- [Task to complete]:
In the listing below, identify each line with the word "unngår" and return those lines.

- [Listed records]:
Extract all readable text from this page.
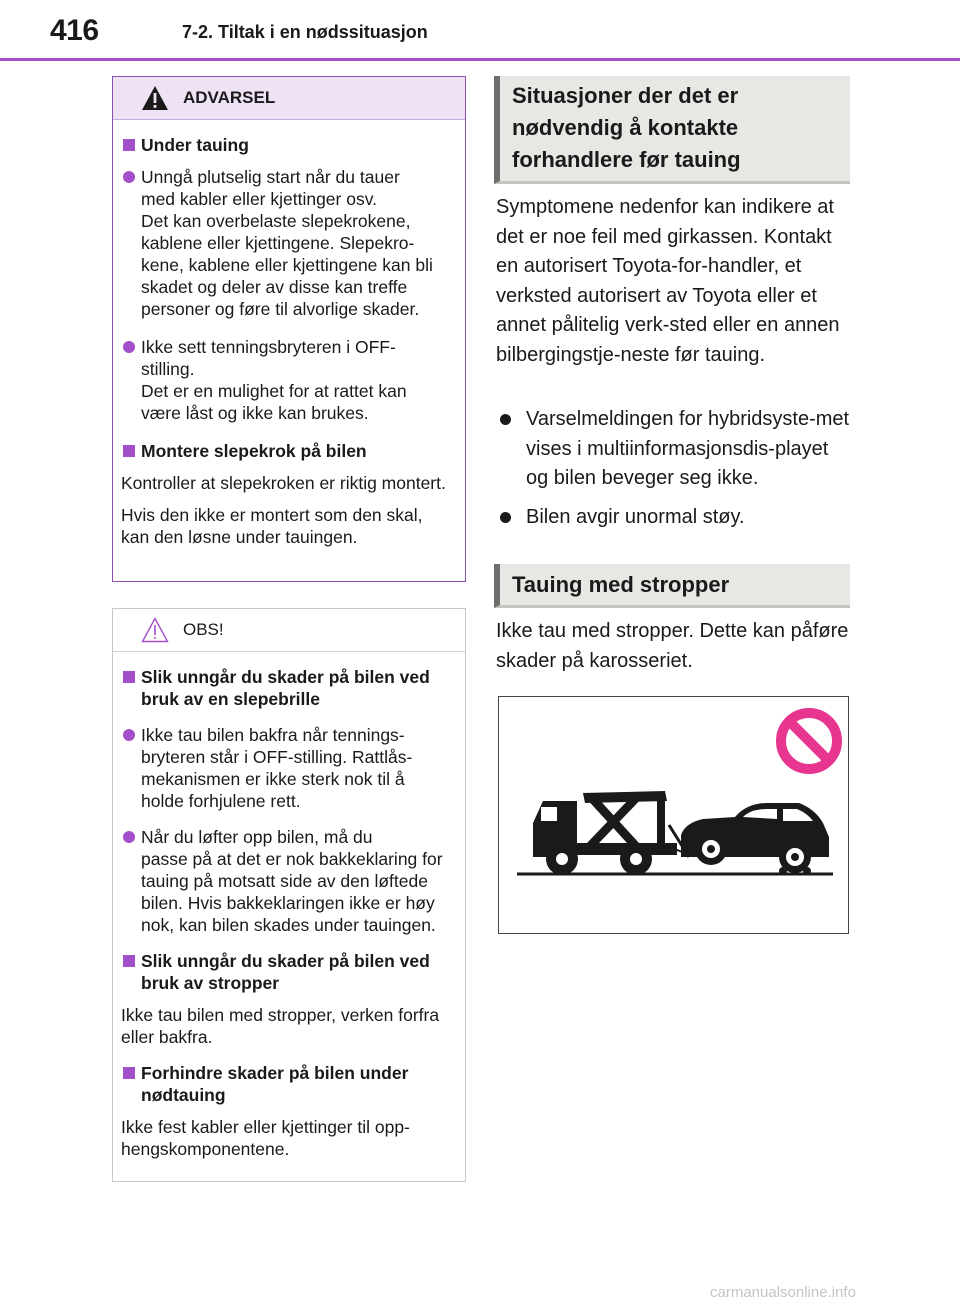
416	7-2. Tiltak i en nødssituasjon
ADVARSEL
Under tauing
Unngå plutselig start når du tauer
med kabler eller kjettinger osv.
Det kan overbelaste slepekrokene, kablene eller kjettingene. Slepekro-kene, kablene eller kjettingene kan bli skadet og deler av disse kan treffe personer og føre til alvorlige skader.
Ikke sett tenningsbryteren i OFF-
stilling.
Det er en mulighet for at rattet kan være låst og ikke kan brukes.
Montere slepekrok på bilen
Kontroller at slepekroken er riktig montert.
Hvis den ikke er montert som den skal, kan den løsne under tauingen.
OBS!
Slik unngår du skader på bilen ved bruk av en slepebrille
Ikke tau bilen bakfra når tennings-
bryteren står i OFF-stilling. Rattlås-mekanismen er ikke sterk nok til å holde forhjulene rett.
Når du løfter opp bilen, må du
passe på at det er nok bakkeklaring for tauing på motsatt side av den løftede bilen. Hvis bakkeklaringen ikke er høy nok, kan bilen skades under tauingen.
Slik unngår du skader på bilen ved bruk av stropper
Ikke tau bilen med stropper, verken forfra eller bakfra.
Forhindre skader på bilen under nødtauing
Ikke fest kabler eller kjettinger til opp-hengskomponentene.
Situasjoner der det er nødvendig å kontakte forhandlere før tauing
Symptomene nedenfor kan indikere at det er noe feil med girkassen. Kontakt en autorisert Toyota-for-handler, et verksted autorisert av Toyota eller et annet pålitelig verk-sted eller en annen bilbergingstje-neste før tauing.
Varselmeldingen for hybridsyste-met vises i multiinformasjonsdis-playet og bilen beveger seg ikke.
Bilen avgir unormal støy.
Tauing med stropper
Ikke tau med stropper. Dette kan påføre skader på karosseriet.
carmanualsonline.info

- [Answer to this exercise]:
Slik unngår du skader på bilen ved bruk av en slepebrille
Slik unngår du skader på bilen ved bruk av stropper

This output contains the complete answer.